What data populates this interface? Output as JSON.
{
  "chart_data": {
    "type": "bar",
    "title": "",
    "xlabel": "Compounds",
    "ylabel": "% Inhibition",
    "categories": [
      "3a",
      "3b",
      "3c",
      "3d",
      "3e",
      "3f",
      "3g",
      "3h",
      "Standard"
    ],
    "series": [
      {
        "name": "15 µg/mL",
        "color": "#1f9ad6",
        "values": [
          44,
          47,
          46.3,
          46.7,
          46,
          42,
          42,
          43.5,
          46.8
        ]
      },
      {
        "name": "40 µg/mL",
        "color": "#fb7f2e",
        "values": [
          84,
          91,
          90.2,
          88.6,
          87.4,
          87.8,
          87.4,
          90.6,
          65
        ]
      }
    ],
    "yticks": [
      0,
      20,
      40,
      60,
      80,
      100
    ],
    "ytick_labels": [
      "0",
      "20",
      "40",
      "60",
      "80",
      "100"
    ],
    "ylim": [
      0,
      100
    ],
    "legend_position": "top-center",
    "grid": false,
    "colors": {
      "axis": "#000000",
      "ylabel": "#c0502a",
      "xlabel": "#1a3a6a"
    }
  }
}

**What is required:**
Reproduce every line of the material above exactly.

**Final result:**
What data populates this interface? Output as JSON.
{
  "chart_data": {
    "type": "bar",
    "title": "",
    "xlabel": "Compounds",
    "ylabel": "% Inhibition",
    "categories": [
      "3a",
      "3b",
      "3c",
      "3d",
      "3e",
      "3f",
      "3g",
      "3h",
      "Standard"
    ],
    "series": [
      {
        "name": "15 µg/mL",
        "color": "#1f9ad6",
        "values": [
          44,
          47,
          46.3,
          46.7,
          46,
          42,
          42,
          43.5,
          46.8
        ]
      },
      {
        "name": "40 µg/mL",
        "color": "#fb7f2e",
        "values": [
          84,
          91,
          90.2,
          88.6,
          87.4,
          87.8,
          87.4,
          90.6,
          65
        ]
      }
    ],
    "yticks": [
      0,
      20,
      40,
      60,
      80,
      100
    ],
    "ytick_labels": [
      "0",
      "20",
      "40",
      "60",
      "80",
      "100"
    ],
    "ylim": [
      0,
      100
    ],
    "legend_position": "top-center",
    "grid": false,
    "colors": {
      "axis": "#000000",
      "ylabel": "#c0502a",
      "xlabel": "#1a3a6a"
    }
  }
}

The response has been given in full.